## Task goal
Scan the lines below for "this"; report the number of lines that contain it, and only that.

## Saved data entries
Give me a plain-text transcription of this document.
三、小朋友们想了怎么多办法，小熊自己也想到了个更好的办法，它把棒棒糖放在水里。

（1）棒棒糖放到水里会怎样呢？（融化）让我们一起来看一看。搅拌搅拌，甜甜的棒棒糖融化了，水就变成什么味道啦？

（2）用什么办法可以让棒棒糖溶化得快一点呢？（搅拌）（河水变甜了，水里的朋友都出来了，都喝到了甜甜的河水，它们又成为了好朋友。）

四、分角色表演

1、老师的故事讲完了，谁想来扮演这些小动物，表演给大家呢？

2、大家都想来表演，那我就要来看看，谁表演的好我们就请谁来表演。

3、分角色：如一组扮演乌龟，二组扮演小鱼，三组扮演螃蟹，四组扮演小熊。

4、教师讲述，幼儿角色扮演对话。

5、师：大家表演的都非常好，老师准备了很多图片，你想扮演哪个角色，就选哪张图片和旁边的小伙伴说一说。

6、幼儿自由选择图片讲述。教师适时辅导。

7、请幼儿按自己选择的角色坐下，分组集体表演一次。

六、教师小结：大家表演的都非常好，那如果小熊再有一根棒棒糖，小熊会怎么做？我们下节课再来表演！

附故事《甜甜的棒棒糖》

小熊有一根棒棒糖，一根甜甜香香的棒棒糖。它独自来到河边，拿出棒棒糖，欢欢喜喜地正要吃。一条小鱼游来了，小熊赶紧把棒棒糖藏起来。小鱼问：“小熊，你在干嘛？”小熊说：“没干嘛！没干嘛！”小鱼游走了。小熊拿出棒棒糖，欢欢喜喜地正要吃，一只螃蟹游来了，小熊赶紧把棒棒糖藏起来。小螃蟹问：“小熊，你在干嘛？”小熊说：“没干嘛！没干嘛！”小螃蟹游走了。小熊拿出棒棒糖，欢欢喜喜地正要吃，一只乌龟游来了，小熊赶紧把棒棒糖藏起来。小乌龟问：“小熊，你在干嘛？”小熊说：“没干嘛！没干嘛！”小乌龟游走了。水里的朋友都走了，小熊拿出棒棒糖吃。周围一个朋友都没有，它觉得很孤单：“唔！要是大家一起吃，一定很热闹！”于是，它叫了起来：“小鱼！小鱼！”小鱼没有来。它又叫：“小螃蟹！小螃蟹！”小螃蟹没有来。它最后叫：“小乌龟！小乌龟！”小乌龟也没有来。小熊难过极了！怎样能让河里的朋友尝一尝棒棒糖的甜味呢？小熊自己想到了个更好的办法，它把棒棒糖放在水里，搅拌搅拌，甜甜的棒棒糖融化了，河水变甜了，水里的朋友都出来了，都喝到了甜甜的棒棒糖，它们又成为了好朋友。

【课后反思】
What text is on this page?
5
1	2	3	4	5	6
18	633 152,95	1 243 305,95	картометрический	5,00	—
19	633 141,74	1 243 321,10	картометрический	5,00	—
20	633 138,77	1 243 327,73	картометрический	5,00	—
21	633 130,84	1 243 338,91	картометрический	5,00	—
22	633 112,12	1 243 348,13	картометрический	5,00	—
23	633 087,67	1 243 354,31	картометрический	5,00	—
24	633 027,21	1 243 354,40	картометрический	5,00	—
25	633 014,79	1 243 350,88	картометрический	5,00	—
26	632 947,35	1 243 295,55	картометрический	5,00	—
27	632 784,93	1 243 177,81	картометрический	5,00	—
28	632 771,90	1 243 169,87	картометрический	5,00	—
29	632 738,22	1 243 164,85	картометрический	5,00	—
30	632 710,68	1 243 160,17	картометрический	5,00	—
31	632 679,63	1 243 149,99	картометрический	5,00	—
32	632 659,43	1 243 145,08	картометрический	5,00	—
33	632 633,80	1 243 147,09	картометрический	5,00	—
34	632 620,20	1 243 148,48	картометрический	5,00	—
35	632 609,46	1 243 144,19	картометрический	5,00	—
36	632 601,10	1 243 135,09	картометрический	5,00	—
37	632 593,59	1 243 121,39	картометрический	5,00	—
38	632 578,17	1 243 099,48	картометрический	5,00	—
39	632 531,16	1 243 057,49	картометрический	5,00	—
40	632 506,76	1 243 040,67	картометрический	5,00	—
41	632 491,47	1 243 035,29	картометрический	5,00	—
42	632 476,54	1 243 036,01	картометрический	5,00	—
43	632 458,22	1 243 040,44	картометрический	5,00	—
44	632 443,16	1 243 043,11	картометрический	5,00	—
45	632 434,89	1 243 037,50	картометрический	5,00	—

## Answer
2